■ **INPUT MATERIAL**:
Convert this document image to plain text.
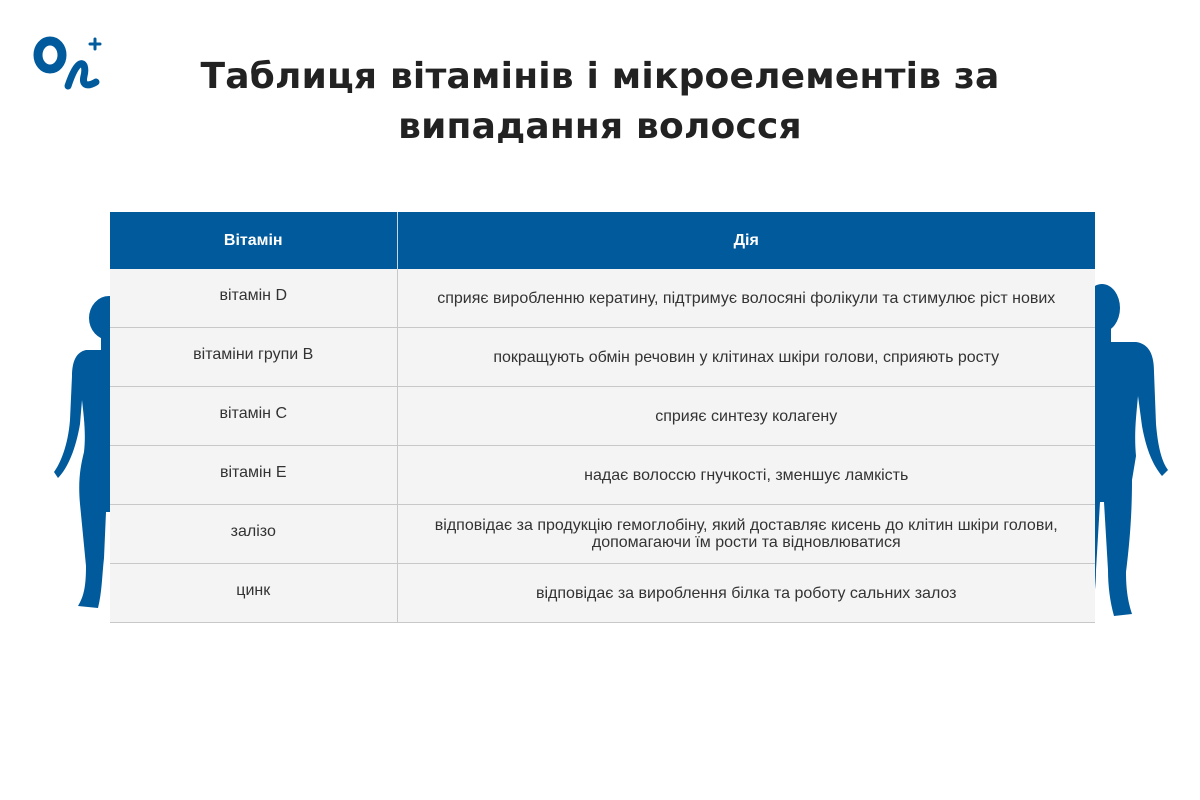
Таблиця вітамінів і мікроелементів за випадання волосся
Вітамін	Дія
вітамін D	сприяє виробленню кератину, підтримує волосяні фолікули та стимулює ріст нових
вітаміни групи В	покращують обмін речовин у клітинах шкіри голови, сприяють росту
вітамін С	сприяє синтезу колагену
вітамін Е	надає волоссю гнучкості, зменшує ламкість
залізо	відповідає за продукцію гемоглобіну, який доставляє кисень до клітин шкіри голови, допомагаючи їм рости та відновлюватися
цинк	відповідає за вироблення білка та роботу сальних залоз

■ **THE REQUEST**: Every line above should be returned word for word, with the pictures left behind.

■ **THE REPLY**:
Convert this document image to plain text.
Таблиця вітамінів і мікроелементів за випадання волосся
Вітамін	Дія
вітамін D	сприяє виробленню кератину, підтримує волосяні фолікули та стимулює ріст нових
вітаміни групи В	покращують обмін речовин у клітинах шкіри голови, сприяють росту
вітамін С	сприяє синтезу колагену
вітамін Е	надає волоссю гнучкості, зменшує ламкість
залізо	відповідає за продукцію гемоглобіну, який доставляє кисень до клітин шкіри голови, допомагаючи їм рости та відновлюватися
цинк	відповідає за вироблення білка та роботу сальних залоз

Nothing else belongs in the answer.